TO DO:
Every entry that follows needs to be repeated exactly.

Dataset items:

========================================================================

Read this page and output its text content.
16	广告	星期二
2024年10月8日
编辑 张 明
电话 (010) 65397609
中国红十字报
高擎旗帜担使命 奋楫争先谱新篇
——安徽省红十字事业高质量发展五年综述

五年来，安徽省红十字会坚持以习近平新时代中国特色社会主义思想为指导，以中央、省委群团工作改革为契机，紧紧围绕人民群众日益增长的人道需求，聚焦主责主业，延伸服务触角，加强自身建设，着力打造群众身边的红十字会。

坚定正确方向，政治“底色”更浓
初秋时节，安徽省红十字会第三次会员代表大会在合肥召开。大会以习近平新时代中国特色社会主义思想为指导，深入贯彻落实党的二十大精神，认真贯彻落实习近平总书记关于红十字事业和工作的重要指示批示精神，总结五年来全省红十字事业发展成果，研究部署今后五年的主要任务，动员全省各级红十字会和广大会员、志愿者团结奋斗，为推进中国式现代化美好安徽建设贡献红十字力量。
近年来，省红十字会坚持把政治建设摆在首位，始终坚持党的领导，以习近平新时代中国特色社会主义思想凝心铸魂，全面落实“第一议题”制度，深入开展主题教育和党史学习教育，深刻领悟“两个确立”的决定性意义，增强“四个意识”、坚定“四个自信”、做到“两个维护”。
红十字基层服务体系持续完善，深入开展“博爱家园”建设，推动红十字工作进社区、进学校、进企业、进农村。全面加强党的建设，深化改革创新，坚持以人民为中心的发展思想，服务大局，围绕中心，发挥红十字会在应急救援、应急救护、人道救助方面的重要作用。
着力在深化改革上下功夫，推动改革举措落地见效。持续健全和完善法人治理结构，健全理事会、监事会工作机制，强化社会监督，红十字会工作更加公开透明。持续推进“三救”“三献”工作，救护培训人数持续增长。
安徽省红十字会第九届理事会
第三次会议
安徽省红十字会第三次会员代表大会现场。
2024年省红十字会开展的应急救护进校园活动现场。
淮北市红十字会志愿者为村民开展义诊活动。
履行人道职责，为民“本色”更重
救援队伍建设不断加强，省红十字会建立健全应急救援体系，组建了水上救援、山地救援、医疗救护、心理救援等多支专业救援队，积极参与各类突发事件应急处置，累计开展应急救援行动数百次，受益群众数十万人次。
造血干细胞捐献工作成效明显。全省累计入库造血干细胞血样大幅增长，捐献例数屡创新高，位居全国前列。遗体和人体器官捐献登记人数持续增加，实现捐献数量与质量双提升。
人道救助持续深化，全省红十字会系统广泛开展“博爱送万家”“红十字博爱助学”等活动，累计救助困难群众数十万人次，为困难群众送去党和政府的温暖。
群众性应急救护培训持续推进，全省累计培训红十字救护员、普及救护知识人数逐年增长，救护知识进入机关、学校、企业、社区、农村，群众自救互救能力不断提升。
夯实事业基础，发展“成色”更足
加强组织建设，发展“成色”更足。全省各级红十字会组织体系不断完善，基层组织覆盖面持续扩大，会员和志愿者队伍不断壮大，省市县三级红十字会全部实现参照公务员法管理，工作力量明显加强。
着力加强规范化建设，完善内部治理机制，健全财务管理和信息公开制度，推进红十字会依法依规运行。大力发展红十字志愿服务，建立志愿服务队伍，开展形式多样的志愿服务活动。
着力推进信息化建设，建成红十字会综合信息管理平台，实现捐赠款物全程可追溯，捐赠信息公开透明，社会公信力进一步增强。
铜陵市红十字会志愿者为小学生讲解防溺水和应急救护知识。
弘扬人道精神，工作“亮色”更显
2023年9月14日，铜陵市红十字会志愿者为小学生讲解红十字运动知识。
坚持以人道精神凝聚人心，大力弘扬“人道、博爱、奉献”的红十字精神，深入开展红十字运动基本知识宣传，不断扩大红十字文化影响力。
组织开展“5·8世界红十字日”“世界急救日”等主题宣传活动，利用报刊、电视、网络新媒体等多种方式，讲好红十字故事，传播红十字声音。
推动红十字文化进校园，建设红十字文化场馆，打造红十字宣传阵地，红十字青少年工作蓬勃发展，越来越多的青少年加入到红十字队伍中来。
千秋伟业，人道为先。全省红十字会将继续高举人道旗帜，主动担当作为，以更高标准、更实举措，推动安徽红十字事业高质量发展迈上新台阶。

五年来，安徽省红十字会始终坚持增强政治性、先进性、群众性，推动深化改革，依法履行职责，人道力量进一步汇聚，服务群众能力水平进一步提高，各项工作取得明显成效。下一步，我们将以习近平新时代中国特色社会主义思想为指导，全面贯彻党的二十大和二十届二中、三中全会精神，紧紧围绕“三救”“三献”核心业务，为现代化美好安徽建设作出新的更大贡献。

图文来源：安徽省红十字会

========================================================================

CORRECT ANSWER:
Read this page and output its text content.
16	广告	星期二
2024年10月8日
编辑 张 明
电话 (010) 65397609
中国红十字报
高擎旗帜担使命 奋楫争先谱新篇
——安徽省红十字事业高质量发展五年综述

五年来，安徽省红十字会坚持以习近平新时代中国特色社会主义思想为指导，以中央、省委群团工作改革为契机，紧紧围绕人民群众日益增长的人道需求，聚焦主责主业，延伸服务触角，加强自身建设，着力打造群众身边的红十字会。

坚定正确方向，政治“底色”更浓
初秋时节，安徽省红十字会第三次会员代表大会在合肥召开。大会以习近平新时代中国特色社会主义思想为指导，深入贯彻落实党的二十大精神，认真贯彻落实习近平总书记关于红十字事业和工作的重要指示批示精神，总结五年来全省红十字事业发展成果，研究部署今后五年的主要任务，动员全省各级红十字会和广大会员、志愿者团结奋斗，为推进中国式现代化美好安徽建设贡献红十字力量。
近年来，省红十字会坚持把政治建设摆在首位，始终坚持党的领导，以习近平新时代中国特色社会主义思想凝心铸魂，全面落实“第一议题”制度，深入开展主题教育和党史学习教育，深刻领悟“两个确立”的决定性意义，增强“四个意识”、坚定“四个自信”、做到“两个维护”。
红十字基层服务体系持续完善，深入开展“博爱家园”建设，推动红十字工作进社区、进学校、进企业、进农村。全面加强党的建设，深化改革创新，坚持以人民为中心的发展思想，服务大局，围绕中心，发挥红十字会在应急救援、应急救护、人道救助方面的重要作用。
着力在深化改革上下功夫，推动改革举措落地见效。持续健全和完善法人治理结构，健全理事会、监事会工作机制，强化社会监督，红十字会工作更加公开透明。持续推进“三救”“三献”工作，救护培训人数持续增长。
安徽省红十字会第九届理事会
第三次会议
安徽省红十字会第三次会员代表大会现场。
2024年省红十字会开展的应急救护进校园活动现场。
淮北市红十字会志愿者为村民开展义诊活动。
履行人道职责，为民“本色”更重
救援队伍建设不断加强，省红十字会建立健全应急救援体系，组建了水上救援、山地救援、医疗救护、心理救援等多支专业救援队，积极参与各类突发事件应急处置，累计开展应急救援行动数百次，受益群众数十万人次。
造血干细胞捐献工作成效明显。全省累计入库造血干细胞血样大幅增长，捐献例数屡创新高，位居全国前列。遗体和人体器官捐献登记人数持续增加，实现捐献数量与质量双提升。
人道救助持续深化，全省红十字会系统广泛开展“博爱送万家”“红十字博爱助学”等活动，累计救助困难群众数十万人次，为困难群众送去党和政府的温暖。
群众性应急救护培训持续推进，全省累计培训红十字救护员、普及救护知识人数逐年增长，救护知识进入机关、学校、企业、社区、农村，群众自救互救能力不断提升。
夯实事业基础，发展“成色”更足
加强组织建设，发展“成色”更足。全省各级红十字会组织体系不断完善，基层组织覆盖面持续扩大，会员和志愿者队伍不断壮大，省市县三级红十字会全部实现参照公务员法管理，工作力量明显加强。
着力加强规范化建设，完善内部治理机制，健全财务管理和信息公开制度，推进红十字会依法依规运行。大力发展红十字志愿服务，建立志愿服务队伍，开展形式多样的志愿服务活动。
着力推进信息化建设，建成红十字会综合信息管理平台，实现捐赠款物全程可追溯，捐赠信息公开透明，社会公信力进一步增强。
铜陵市红十字会志愿者为小学生讲解防溺水和应急救护知识。
弘扬人道精神，工作“亮色”更显
2023年9月14日，铜陵市红十字会志愿者为小学生讲解红十字运动知识。
坚持以人道精神凝聚人心，大力弘扬“人道、博爱、奉献”的红十字精神，深入开展红十字运动基本知识宣传，不断扩大红十字文化影响力。
组织开展“5·8世界红十字日”“世界急救日”等主题宣传活动，利用报刊、电视、网络新媒体等多种方式，讲好红十字故事，传播红十字声音。
推动红十字文化进校园，建设红十字文化场馆，打造红十字宣传阵地，红十字青少年工作蓬勃发展，越来越多的青少年加入到红十字队伍中来。
千秋伟业，人道为先。全省红十字会将继续高举人道旗帜，主动担当作为，以更高标准、更实举措，推动安徽红十字事业高质量发展迈上新台阶。

五年来，安徽省红十字会始终坚持增强政治性、先进性、群众性，推动深化改革，依法履行职责，人道力量进一步汇聚，服务群众能力水平进一步提高，各项工作取得明显成效。下一步，我们将以习近平新时代中国特色社会主义思想为指导，全面贯彻党的二十大和二十届二中、三中全会精神，紧紧围绕“三救”“三献”核心业务，为现代化美好安徽建设作出新的更大贡献。

图文来源：安徽省红十字会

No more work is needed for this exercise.